= INPUT DATA =
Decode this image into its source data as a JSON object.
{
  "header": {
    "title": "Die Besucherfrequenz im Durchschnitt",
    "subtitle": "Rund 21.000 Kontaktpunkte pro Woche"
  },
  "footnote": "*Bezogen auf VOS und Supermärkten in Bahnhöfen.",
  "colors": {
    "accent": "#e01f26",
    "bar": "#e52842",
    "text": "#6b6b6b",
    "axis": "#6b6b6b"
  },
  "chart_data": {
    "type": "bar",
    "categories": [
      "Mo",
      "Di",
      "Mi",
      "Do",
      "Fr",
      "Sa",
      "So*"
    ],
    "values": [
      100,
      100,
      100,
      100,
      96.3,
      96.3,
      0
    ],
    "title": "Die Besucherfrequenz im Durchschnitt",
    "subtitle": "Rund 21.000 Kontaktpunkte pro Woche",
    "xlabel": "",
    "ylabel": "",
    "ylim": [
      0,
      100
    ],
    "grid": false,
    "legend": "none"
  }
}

= TASK TO COMPLETE =
Within the listing above, copy each line that has the string "Rund".

= EXPECTED ANSWER =
    "subtitle": "Rund 21.000 Kontaktpunkte pro Woche"
    "subtitle": "Rund 21.000 Kontaktpunkte pro Woche",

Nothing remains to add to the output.